Dataset rows:
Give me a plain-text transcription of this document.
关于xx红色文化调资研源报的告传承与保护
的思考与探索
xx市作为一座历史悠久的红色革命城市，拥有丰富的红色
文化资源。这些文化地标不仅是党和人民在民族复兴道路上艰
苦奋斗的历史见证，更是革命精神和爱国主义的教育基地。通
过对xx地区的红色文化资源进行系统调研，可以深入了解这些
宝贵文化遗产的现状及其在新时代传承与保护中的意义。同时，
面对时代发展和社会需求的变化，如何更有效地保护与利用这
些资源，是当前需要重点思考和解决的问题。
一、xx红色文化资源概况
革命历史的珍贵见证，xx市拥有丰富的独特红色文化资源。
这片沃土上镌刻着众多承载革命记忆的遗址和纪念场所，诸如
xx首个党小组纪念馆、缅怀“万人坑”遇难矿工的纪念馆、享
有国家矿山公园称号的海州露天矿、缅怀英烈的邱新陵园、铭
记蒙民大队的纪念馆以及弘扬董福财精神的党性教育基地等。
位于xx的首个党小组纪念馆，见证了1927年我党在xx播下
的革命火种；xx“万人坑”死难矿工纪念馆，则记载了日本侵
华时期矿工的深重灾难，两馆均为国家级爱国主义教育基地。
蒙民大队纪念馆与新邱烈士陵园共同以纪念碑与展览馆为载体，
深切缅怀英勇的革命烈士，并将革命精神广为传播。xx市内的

Required work:
Each line of the material should be echoed exactly.

The output:
Give me a plain-text transcription of this document.
关于xx红色文化调资研源报的告传承与保护
的思考与探索
xx市作为一座历史悠久的红色革命城市，拥有丰富的红色
文化资源。这些文化地标不仅是党和人民在民族复兴道路上艰
苦奋斗的历史见证，更是革命精神和爱国主义的教育基地。通
过对xx地区的红色文化资源进行系统调研，可以深入了解这些
宝贵文化遗产的现状及其在新时代传承与保护中的意义。同时，
面对时代发展和社会需求的变化，如何更有效地保护与利用这
些资源，是当前需要重点思考和解决的问题。
一、xx红色文化资源概况
革命历史的珍贵见证，xx市拥有丰富的独特红色文化资源。
这片沃土上镌刻着众多承载革命记忆的遗址和纪念场所，诸如
xx首个党小组纪念馆、缅怀“万人坑”遇难矿工的纪念馆、享
有国家矿山公园称号的海州露天矿、缅怀英烈的邱新陵园、铭
记蒙民大队的纪念馆以及弘扬董福财精神的党性教育基地等。
位于xx的首个党小组纪念馆，见证了1927年我党在xx播下
的革命火种；xx“万人坑”死难矿工纪念馆，则记载了日本侵
华时期矿工的深重灾难，两馆均为国家级爱国主义教育基地。
蒙民大队纪念馆与新邱烈士陵园共同以纪念碑与展览馆为载体，
深切缅怀英勇的革命烈士，并将革命精神广为传播。xx市内的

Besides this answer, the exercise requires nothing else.